[Extract to read Boundary: Start]

In 1980, shortly after the Apple II release, VisiCalc was released for one of my favorite historical operating systems: CP/M. Here, the Altair 8800 makes its return. The Apple II, as the first complete Apple computer and an enormous economic success, generally steals the historical show from its release date for several years forward. Yet the Altair was not forgotten. The Intel 8080 processor and “S-100” interconnect bus used in the Altair 8800 was one of the most common architectures for personal computers from the release of the Altair through the Apple II’s 1977 release and for several years after, with a dizzying number of now-forgotten manufacturers producing what were essentially Altair clones. The most popular operating system for these devices was CP/M, from a company wonderfully named Intergalactic Digital Research, although they quickly dropped the “Intergalactic.”
CP/M was to Wozniak’s Integer Basic (with which the Apple II shipped) as Windows is to OS X today, the leading “PC” competitor to Apple’s platform, and although hardly anyone today remembers CP/M the lineage is actually quite strong. CP/M struggled to handle the transition to the 16-bit Intel 8086 well, and the final nail was driven into CP/M’s coffin when IBM’s negotiations to license it for the IBM PC fell through. Instead, IBM turned to another small software vendor strongly associated with the Altair family: Microsoft.
To provide an operating system for the IBM PC, Bill Gates did what he does best and purchased an operating system called 86-DOS (in fact, he hired its sole developer as well), which was rebranded to MS-DOS and ultimately carried the weight of the Windows family of operating systems until the NT platform finally completely replaced it in Windows XP. 86-DOS was developed as a clone of CP/M for the 8086, and so MS-DOS and Windows are to some degree CP/M descendants. VisiCalc followed CP/M through this journey, and was promptly released for the IBM PC, helping to bring the PC platform into the business world.

[Extract to read Boundary: End]
[Information Boundary: Start]

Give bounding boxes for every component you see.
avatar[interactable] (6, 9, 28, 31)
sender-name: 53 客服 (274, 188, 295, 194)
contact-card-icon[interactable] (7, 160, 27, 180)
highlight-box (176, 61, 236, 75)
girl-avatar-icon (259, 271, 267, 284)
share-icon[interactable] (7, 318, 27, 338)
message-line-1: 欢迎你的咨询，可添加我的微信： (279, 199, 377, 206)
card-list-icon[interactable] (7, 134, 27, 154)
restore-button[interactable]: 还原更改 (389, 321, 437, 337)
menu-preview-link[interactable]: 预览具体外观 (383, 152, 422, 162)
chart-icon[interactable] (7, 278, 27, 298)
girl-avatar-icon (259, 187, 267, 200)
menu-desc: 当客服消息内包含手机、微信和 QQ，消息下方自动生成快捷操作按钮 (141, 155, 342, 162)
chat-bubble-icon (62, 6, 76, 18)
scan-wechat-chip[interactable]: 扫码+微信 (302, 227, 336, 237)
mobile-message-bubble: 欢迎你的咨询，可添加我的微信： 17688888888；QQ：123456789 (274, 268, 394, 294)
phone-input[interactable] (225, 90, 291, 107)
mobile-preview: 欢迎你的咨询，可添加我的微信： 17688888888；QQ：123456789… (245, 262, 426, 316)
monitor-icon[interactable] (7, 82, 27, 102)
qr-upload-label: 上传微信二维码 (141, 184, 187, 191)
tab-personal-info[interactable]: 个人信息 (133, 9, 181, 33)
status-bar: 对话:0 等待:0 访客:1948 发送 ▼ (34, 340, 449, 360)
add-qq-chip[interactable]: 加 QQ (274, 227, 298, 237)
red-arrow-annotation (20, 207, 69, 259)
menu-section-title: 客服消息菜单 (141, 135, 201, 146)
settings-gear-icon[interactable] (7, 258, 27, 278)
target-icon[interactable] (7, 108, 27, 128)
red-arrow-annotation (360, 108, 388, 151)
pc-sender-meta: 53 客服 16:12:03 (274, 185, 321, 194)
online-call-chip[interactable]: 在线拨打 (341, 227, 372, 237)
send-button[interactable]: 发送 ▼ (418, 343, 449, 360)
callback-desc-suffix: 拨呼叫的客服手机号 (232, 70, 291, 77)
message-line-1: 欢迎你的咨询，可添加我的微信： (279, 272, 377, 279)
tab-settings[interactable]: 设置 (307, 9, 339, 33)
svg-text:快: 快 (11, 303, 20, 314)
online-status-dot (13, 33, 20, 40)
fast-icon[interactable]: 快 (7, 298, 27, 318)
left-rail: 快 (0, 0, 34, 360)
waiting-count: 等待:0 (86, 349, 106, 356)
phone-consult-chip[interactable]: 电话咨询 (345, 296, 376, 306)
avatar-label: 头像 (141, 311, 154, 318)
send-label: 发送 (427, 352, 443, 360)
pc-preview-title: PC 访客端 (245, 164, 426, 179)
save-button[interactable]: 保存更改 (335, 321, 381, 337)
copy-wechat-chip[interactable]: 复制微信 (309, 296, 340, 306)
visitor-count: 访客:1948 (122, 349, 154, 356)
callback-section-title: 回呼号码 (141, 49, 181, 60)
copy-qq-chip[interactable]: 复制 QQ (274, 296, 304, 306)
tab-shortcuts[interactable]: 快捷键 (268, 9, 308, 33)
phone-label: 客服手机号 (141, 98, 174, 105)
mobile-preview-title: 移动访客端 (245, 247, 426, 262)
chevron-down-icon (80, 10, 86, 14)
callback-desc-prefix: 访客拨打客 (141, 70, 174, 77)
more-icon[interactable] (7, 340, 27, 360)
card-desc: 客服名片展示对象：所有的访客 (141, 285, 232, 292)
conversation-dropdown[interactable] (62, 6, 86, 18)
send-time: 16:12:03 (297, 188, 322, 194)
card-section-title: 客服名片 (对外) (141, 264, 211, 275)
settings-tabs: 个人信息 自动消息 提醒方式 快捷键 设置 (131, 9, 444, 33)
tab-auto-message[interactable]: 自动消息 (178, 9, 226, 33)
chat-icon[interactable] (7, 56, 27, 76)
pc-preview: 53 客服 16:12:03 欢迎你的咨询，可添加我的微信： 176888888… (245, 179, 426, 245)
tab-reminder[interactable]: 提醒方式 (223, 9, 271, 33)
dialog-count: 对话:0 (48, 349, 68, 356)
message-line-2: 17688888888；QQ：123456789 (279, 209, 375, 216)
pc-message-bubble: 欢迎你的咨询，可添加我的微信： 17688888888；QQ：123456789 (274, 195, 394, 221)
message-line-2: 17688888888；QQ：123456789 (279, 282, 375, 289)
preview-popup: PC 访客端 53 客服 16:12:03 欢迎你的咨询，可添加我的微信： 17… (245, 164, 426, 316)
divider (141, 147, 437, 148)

[Information Boundary: End]

## Your tasks:
a: Copy the CP/M passage word for word, starting at "CP/M was to" and ending at "Altair family: Microsoft.".
b: According to the CP/M passage, which company originally produced CP/M?
c: Extend the CP/M passage by continuing it from its last sentence.
The entries are separate material and have nothing to do with the CP/M passage.

## Outputs for the tasks:
a:
CP/M was to Wozniak’s Integer Basic (with which the Apple II shipped) as Windows is to OS X today, the leading “PC” competitor to Apple’s platform, and although hardly anyone today remembers CP/M the lineage is actually quite strong. CP/M struggled to handle the transition to the 16-bit Intel 8086 well, and the final nail was driven into CP/M’s coffin when IBM’s negotiations to license it for the IBM PC fell through. Instead, IBM turned to another small software vendor strongly associated with the Altair family: Microsoft.

b: Intergalactic Digital Research, which soon dropped the "Intergalactic."

c:
So what happened to VisiCalc? The release of the competing Lotus 1-2-3 spreadsheet application in 1983 was the death knell for VisiCorp. Lotus 1-2-3 was largely a clone of VisiCalc but was designed natively for the IBM PC and performed significantly better. 1-2-3 quickly replaced VisiCalc and ultimately Lotus acquired VisiCorp and shut it down. 1-2-3’s success made Lotus a business software giant. Lotus later developed a complete groupware solution and was acquired by IBM, which has lately been the kiss of death for software. Even today, some corporations are still in the middle of transitioning away from the Lotus platform.
After the release of MS-DOS, Digital Research rebuilt CP/M into a direct competitor called DR-DOS and held its own against Microsoft and IBM for an impressive time. Ultimately, though, Microsoft was unstoppable, and Digital Research faded into obscurity during the mid-1980s. Today, it has just a few small legacies: when you see a Windows file path, remember that the idea of identifying each drive with a letter came right out of CP/M.